Collect all lines from the records below that include the word "быть".

[START DATA SHOWN]

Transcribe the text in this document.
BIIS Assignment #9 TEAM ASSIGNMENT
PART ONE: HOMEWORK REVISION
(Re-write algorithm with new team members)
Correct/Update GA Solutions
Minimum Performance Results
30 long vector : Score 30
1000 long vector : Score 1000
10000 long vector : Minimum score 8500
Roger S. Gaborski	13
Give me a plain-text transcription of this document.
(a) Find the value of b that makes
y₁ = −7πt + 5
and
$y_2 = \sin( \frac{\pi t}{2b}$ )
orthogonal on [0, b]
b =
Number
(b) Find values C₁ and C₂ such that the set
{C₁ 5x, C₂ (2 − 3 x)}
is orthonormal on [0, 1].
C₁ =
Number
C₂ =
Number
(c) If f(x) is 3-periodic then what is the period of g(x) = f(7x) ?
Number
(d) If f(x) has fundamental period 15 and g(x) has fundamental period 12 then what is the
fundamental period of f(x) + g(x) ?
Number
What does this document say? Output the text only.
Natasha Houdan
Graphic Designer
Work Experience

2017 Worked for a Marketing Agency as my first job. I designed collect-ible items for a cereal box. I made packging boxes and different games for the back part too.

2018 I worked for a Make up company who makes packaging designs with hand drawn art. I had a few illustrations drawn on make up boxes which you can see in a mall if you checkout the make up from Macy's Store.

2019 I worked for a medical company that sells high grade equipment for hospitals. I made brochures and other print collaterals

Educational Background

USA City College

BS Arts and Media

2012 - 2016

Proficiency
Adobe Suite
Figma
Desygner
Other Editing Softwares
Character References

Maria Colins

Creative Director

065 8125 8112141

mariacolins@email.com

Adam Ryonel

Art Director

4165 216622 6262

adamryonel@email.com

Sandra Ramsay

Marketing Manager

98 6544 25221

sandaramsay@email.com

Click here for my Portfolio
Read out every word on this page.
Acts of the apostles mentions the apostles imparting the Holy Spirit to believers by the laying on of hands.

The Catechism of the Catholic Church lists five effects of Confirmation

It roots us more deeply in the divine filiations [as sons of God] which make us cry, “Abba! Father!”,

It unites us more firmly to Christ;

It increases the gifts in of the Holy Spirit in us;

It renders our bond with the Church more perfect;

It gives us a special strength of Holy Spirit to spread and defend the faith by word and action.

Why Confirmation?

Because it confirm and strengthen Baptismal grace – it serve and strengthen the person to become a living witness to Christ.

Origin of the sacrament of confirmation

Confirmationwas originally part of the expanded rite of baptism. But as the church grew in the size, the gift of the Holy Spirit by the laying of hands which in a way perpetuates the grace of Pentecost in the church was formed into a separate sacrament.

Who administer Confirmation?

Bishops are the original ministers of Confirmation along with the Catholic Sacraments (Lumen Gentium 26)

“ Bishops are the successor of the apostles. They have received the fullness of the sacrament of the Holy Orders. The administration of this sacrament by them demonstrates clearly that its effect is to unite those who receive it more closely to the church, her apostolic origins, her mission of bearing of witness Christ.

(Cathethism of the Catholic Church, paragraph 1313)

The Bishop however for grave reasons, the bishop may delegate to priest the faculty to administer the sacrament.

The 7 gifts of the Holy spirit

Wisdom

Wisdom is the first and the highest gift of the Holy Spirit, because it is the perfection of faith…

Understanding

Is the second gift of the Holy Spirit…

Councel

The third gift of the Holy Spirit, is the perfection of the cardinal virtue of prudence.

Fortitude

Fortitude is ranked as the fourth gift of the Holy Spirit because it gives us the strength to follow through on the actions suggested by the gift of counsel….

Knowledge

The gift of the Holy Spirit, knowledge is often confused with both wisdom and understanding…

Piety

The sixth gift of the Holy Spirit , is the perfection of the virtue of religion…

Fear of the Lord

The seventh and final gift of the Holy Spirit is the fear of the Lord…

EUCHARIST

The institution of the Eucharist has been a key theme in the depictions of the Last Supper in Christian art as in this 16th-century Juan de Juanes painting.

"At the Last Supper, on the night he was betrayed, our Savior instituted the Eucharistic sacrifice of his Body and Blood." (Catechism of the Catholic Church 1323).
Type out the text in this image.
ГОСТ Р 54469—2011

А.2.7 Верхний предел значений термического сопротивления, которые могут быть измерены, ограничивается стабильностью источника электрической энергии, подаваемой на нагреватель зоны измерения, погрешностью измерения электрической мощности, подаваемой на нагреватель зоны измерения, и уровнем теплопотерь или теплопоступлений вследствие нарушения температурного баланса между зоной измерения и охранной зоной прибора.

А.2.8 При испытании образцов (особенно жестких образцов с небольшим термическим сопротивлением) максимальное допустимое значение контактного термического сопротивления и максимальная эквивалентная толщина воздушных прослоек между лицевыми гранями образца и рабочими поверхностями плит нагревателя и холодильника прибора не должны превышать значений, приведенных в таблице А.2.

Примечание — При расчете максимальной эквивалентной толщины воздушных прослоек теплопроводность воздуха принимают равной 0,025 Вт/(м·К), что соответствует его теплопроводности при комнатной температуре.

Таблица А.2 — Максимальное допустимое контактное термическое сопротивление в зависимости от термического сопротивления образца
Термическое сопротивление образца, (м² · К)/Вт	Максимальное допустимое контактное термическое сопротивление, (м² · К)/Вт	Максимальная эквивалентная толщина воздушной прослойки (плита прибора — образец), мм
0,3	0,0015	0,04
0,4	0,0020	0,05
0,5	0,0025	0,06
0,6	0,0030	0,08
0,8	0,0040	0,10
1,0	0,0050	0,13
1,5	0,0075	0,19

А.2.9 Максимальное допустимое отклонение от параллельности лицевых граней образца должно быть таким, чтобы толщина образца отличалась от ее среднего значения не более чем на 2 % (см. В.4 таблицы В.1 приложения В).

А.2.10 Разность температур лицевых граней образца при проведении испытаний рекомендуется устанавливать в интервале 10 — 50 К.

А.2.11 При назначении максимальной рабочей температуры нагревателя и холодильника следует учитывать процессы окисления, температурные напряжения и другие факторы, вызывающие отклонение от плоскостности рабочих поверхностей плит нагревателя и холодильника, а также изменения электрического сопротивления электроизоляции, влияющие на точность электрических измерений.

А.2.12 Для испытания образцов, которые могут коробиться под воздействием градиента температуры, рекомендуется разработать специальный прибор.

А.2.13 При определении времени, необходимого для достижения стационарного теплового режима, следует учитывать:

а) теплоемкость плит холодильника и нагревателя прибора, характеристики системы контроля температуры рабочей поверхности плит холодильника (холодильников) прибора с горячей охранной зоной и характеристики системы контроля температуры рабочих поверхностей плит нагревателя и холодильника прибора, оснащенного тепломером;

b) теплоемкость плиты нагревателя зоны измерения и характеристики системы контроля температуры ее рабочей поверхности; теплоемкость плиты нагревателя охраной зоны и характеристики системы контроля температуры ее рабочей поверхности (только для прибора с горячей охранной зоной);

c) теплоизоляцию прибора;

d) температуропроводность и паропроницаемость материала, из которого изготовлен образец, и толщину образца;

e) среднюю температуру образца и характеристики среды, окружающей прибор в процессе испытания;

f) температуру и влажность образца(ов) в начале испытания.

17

[END DATA SHOWN]

| CORRECT RESULT |
А.2.7 Верхний предел значений термического сопротивления, которые могут быть измерены, ограничивается стабильностью источника электрической энергии, подаваемой на нагреватель зоны измерения, погрешностью измерения электрической мощности, подаваемой на нагреватель зоны измерения, и уровнем теплопотерь или теплопоступлений вследствие нарушения температурного баланса между зоной измерения и охранной зоной прибора.
А.2.9 Максимальное допустимое отклонение от параллельности лицевых граней образца должно быть таким, чтобы толщина образца отличалась от ее среднего значения не более чем на 2 % (см. В.4 таблицы В.1 приложения В).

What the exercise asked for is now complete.